--- Request ---
Give the entries again, word for word.

--- Extracted data ---

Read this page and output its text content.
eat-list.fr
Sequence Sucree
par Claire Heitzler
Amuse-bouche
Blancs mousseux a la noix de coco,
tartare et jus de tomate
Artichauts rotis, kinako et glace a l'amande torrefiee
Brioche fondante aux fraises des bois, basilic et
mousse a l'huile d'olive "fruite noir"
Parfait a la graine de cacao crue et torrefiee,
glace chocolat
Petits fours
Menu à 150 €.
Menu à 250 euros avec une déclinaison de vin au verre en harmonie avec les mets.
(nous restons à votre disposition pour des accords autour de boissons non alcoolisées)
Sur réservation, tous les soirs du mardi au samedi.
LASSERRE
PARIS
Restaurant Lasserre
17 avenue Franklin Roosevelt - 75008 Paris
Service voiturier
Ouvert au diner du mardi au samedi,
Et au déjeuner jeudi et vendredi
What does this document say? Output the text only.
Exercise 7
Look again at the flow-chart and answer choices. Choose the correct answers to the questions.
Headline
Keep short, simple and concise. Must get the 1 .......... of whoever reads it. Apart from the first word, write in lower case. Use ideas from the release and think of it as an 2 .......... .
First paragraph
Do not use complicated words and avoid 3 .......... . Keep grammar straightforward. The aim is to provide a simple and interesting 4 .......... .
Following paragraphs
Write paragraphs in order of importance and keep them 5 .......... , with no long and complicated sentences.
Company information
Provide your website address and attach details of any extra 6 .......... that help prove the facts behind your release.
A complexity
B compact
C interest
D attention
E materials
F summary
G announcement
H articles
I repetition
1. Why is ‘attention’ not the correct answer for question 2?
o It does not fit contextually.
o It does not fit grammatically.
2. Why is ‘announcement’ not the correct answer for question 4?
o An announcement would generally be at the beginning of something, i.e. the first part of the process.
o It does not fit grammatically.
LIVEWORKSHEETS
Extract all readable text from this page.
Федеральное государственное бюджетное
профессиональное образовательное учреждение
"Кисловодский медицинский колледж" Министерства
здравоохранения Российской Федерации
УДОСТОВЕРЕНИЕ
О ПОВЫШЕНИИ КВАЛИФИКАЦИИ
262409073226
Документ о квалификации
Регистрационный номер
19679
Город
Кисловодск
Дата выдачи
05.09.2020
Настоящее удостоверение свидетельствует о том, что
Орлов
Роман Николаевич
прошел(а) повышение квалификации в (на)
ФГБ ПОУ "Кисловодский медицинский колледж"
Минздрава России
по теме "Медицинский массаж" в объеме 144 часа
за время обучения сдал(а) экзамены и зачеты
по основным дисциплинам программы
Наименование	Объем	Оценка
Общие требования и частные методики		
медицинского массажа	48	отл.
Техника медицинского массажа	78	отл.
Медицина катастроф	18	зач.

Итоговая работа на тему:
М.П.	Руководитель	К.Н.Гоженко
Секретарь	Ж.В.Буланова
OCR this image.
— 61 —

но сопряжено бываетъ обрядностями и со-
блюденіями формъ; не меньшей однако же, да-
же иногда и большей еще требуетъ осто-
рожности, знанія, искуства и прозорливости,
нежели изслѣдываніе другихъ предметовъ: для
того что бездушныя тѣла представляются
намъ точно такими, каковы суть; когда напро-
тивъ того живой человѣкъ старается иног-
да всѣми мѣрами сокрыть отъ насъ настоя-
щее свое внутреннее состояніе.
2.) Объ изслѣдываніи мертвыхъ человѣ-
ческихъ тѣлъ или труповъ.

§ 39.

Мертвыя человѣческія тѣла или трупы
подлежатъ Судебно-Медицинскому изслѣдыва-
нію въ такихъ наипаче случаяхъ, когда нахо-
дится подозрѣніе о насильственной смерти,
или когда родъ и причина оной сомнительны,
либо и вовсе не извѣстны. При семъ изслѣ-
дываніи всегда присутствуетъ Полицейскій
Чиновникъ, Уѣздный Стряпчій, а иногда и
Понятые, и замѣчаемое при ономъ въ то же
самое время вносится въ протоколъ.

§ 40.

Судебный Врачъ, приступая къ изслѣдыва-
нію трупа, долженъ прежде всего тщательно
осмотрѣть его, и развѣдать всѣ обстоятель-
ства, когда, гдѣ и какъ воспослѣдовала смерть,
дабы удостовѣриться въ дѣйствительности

--- Result ---
Read this page and output its text content.
eat-list.fr
Sequence Sucree
par Claire Heitzler
Amuse-bouche
Blancs mousseux a la noix de coco,
tartare et jus de tomate
Artichauts rotis, kinako et glace a l'amande torrefiee
Brioche fondante aux fraises des bois, basilic et
mousse a l'huile d'olive "fruite noir"
Parfait a la graine de cacao crue et torrefiee,
glace chocolat
Petits fours
Menu à 150 €.
Menu à 250 euros avec une déclinaison de vin au verre en harmonie avec les mets.
(nous restons à votre disposition pour des accords autour de boissons non alcoolisées)
Sur réservation, tous les soirs du mardi au samedi.
LASSERRE
PARIS
Restaurant Lasserre
17 avenue Franklin Roosevelt - 75008 Paris
Service voiturier
Ouvert au diner du mardi au samedi,
Et au déjeuner jeudi et vendredi
What does this document say? Output the text only.
Exercise 7
Look again at the flow-chart and answer choices. Choose the correct answers to the questions.
Headline
Keep short, simple and concise. Must get the 1 .......... of whoever reads it. Apart from the first word, write in lower case. Use ideas from the release and think of it as an 2 .......... .
First paragraph
Do not use complicated words and avoid 3 .......... . Keep grammar straightforward. The aim is to provide a simple and interesting 4 .......... .
Following paragraphs
Write paragraphs in order of importance and keep them 5 .......... , with no long and complicated sentences.
Company information
Provide your website address and attach details of any extra 6 .......... that help prove the facts behind your release.
A complexity
B compact
C interest
D attention
E materials
F summary
G announcement
H articles
I repetition
1. Why is ‘attention’ not the correct answer for question 2?
o It does not fit contextually.
o It does not fit grammatically.
2. Why is ‘announcement’ not the correct answer for question 4?
o An announcement would generally be at the beginning of something, i.e. the first part of the process.
o It does not fit grammatically.
LIVEWORKSHEETS
Extract all readable text from this page.
Федеральное государственное бюджетное
профессиональное образовательное учреждение
"Кисловодский медицинский колледж" Министерства
здравоохранения Российской Федерации
УДОСТОВЕРЕНИЕ
О ПОВЫШЕНИИ КВАЛИФИКАЦИИ
262409073226
Документ о квалификации
Регистрационный номер
19679
Город
Кисловодск
Дата выдачи
05.09.2020
Настоящее удостоверение свидетельствует о том, что
Орлов
Роман Николаевич
прошел(а) повышение квалификации в (на)
ФГБ ПОУ "Кисловодский медицинский колледж"
Минздрава России
по теме "Медицинский массаж" в объеме 144 часа
за время обучения сдал(а) экзамены и зачеты
по основным дисциплинам программы
Наименование	Объем	Оценка
Общие требования и частные методики		
медицинского массажа	48	отл.
Техника медицинского массажа	78	отл.
Медицина катастроф	18	зач.

Итоговая работа на тему:
М.П.	Руководитель	К.Н.Гоженко
Секретарь	Ж.В.Буланова
OCR this image.
— 61 —

но сопряжено бываетъ обрядностями и со-
блюденіями формъ; не меньшей однако же, да-
же иногда и большей еще требуетъ осто-
рожности, знанія, искуства и прозорливости,
нежели изслѣдываніе другихъ предметовъ: для
того что бездушныя тѣла представляются
намъ точно такими, каковы суть; когда напро-
тивъ того живой человѣкъ старается иног-
да всѣми мѣрами сокрыть отъ насъ настоя-
щее свое внутреннее состояніе.
2.) Объ изслѣдываніи мертвыхъ человѣ-
ческихъ тѣлъ или труповъ.

§ 39.

Мертвыя человѣческія тѣла или трупы
подлежатъ Судебно-Медицинскому изслѣдыва-
нію въ такихъ наипаче случаяхъ, когда нахо-
дится подозрѣніе о насильственной смерти,
или когда родъ и причина оной сомнительны,
либо и вовсе не извѣстны. При семъ изслѣ-
дываніи всегда присутствуетъ Полицейскій
Чиновникъ, Уѣздный Стряпчій, а иногда и
Понятые, и замѣчаемое при ономъ въ то же
самое время вносится въ протоколъ.

§ 40.

Судебный Врачъ, приступая къ изслѣдыва-
нію трупа, долженъ прежде всего тщательно
осмотрѣть его, и развѣдать всѣ обстоятель-
ства, когда, гдѣ и какъ воспослѣдовала смерть,
дабы удостовѣриться въ дѣйствительности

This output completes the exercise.